> _ROWS_
------------
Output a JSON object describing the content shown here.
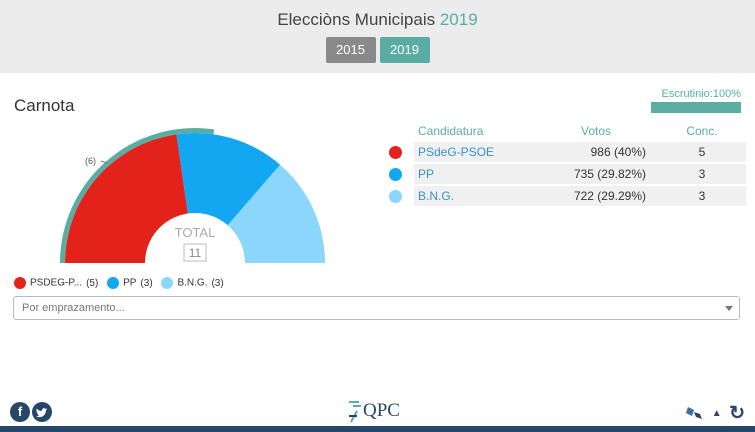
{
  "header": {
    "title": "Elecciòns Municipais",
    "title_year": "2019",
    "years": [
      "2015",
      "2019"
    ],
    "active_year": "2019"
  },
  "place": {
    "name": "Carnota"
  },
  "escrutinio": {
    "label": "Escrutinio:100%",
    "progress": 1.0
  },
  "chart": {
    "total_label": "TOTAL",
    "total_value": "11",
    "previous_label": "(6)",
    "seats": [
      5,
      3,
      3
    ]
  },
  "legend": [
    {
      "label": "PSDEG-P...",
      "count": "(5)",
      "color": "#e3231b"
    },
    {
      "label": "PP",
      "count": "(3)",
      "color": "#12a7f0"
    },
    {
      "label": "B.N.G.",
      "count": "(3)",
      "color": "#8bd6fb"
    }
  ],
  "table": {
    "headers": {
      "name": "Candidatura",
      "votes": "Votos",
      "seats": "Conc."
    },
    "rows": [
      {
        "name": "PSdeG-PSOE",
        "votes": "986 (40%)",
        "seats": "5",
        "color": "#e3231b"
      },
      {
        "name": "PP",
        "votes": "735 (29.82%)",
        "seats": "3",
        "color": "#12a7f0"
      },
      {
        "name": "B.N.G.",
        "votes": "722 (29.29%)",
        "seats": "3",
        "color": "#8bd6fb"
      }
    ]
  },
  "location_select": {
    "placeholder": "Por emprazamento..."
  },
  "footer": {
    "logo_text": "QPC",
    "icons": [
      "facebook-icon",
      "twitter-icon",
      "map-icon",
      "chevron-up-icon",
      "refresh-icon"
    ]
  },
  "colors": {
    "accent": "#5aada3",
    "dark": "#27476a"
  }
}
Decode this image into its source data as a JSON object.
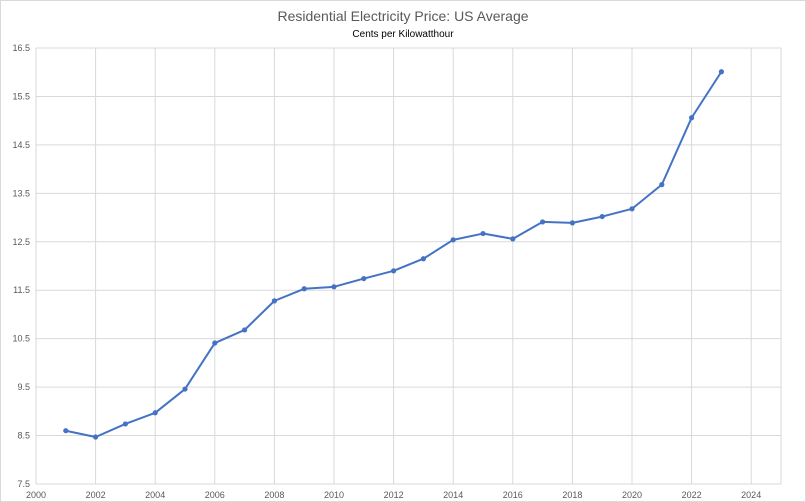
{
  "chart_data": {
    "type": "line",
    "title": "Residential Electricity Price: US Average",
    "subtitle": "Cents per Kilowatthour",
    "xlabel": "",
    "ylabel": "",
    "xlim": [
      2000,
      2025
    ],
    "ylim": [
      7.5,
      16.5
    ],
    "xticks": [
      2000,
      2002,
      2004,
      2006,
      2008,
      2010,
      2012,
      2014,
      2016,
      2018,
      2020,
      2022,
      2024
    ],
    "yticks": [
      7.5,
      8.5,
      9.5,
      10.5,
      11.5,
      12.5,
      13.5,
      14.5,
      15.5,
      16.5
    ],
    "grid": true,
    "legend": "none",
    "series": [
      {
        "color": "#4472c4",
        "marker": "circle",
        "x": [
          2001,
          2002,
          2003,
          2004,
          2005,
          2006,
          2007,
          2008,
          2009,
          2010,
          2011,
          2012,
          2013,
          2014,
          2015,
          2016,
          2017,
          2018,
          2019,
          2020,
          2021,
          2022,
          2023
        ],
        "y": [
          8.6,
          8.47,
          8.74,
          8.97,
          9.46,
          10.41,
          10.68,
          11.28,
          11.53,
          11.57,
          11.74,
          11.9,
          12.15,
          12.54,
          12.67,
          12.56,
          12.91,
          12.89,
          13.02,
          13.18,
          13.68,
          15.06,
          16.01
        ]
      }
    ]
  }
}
------------
> _THE EXERCISE_
Looking back at the lines above, state how many contain the word "JSON", and supply nothing besides the number.

> _ANSWER TO THE PROBLEM_
2